## BEGIN

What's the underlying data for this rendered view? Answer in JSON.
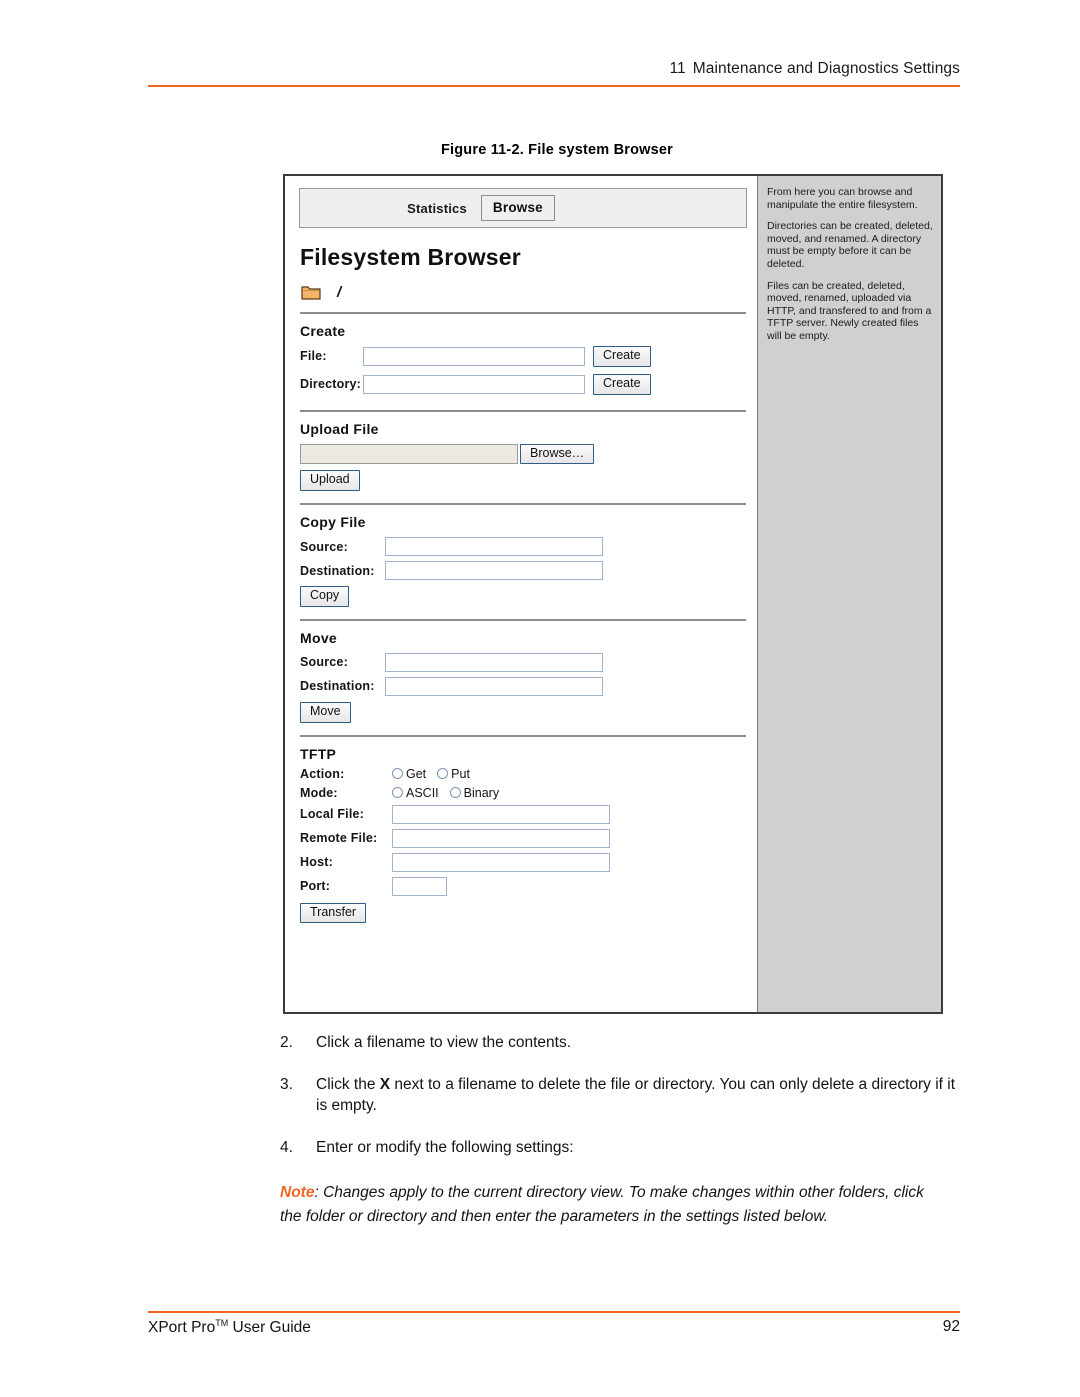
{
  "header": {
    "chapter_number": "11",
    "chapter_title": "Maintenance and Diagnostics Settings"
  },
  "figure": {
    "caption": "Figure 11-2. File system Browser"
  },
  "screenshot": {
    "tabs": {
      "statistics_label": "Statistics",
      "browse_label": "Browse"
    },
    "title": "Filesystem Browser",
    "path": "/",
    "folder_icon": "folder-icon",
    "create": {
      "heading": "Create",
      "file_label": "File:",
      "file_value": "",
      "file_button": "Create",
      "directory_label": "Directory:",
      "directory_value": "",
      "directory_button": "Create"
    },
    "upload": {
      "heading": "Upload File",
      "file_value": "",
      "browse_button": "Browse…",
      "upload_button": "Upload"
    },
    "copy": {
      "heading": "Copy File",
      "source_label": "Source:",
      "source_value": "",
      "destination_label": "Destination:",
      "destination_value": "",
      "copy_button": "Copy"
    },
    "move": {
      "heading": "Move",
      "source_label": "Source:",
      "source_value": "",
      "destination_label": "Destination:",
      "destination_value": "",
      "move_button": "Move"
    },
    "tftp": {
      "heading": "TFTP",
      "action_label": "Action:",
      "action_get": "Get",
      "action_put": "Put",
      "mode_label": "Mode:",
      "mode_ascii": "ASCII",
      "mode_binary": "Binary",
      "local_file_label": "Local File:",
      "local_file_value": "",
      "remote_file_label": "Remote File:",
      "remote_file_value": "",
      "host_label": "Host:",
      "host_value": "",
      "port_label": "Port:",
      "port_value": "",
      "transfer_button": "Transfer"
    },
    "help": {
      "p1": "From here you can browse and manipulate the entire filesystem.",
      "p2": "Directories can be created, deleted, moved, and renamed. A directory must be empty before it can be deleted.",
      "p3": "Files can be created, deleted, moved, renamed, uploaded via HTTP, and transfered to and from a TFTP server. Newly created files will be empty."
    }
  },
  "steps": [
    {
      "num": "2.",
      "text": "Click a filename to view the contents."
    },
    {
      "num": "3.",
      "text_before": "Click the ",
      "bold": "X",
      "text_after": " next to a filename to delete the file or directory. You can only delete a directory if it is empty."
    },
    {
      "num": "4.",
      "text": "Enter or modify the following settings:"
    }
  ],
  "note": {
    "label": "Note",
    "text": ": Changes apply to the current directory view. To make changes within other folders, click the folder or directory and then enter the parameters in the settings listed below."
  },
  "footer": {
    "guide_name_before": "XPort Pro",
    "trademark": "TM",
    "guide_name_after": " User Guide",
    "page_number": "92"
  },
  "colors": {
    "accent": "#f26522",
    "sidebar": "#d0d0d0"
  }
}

## END

▶ [Task brief]:
Retype each entry precisely. Skip images entirely.

▶ [Exercise answer]:
What's the underlying data for this rendered view? Answer in JSON.
{
  "header": {
    "chapter_number": "11",
    "chapter_title": "Maintenance and Diagnostics Settings"
  },
  "figure": {
    "caption": "Figure 11-2. File system Browser"
  },
  "screenshot": {
    "tabs": {
      "statistics_label": "Statistics",
      "browse_label": "Browse"
    },
    "title": "Filesystem Browser",
    "path": "/",
    "folder_icon": "folder-icon",
    "create": {
      "heading": "Create",
      "file_label": "File:",
      "file_value": "",
      "file_button": "Create",
      "directory_label": "Directory:",
      "directory_value": "",
      "directory_button": "Create"
    },
    "upload": {
      "heading": "Upload File",
      "file_value": "",
      "browse_button": "Browse…",
      "upload_button": "Upload"
    },
    "copy": {
      "heading": "Copy File",
      "source_label": "Source:",
      "source_value": "",
      "destination_label": "Destination:",
      "destination_value": "",
      "copy_button": "Copy"
    },
    "move": {
      "heading": "Move",
      "source_label": "Source:",
      "source_value": "",
      "destination_label": "Destination:",
      "destination_value": "",
      "move_button": "Move"
    },
    "tftp": {
      "heading": "TFTP",
      "action_label": "Action:",
      "action_get": "Get",
      "action_put": "Put",
      "mode_label": "Mode:",
      "mode_ascii": "ASCII",
      "mode_binary": "Binary",
      "local_file_label": "Local File:",
      "local_file_value": "",
      "remote_file_label": "Remote File:",
      "remote_file_value": "",
      "host_label": "Host:",
      "host_value": "",
      "port_label": "Port:",
      "port_value": "",
      "transfer_button": "Transfer"
    },
    "help": {
      "p1": "From here you can browse and manipulate the entire filesystem.",
      "p2": "Directories can be created, deleted, moved, and renamed. A directory must be empty before it can be deleted.",
      "p3": "Files can be created, deleted, moved, renamed, uploaded via HTTP, and transfered to and from a TFTP server. Newly created files will be empty."
    }
  },
  "steps": [
    {
      "num": "2.",
      "text": "Click a filename to view the contents."
    },
    {
      "num": "3.",
      "text_before": "Click the ",
      "bold": "X",
      "text_after": " next to a filename to delete the file or directory. You can only delete a directory if it is empty."
    },
    {
      "num": "4.",
      "text": "Enter or modify the following settings:"
    }
  ],
  "note": {
    "label": "Note",
    "text": ": Changes apply to the current directory view. To make changes within other folders, click the folder or directory and then enter the parameters in the settings listed below."
  },
  "footer": {
    "guide_name_before": "XPort Pro",
    "trademark": "TM",
    "guide_name_after": " User Guide",
    "page_number": "92"
  },
  "colors": {
    "accent": "#f26522",
    "sidebar": "#d0d0d0"
  }
}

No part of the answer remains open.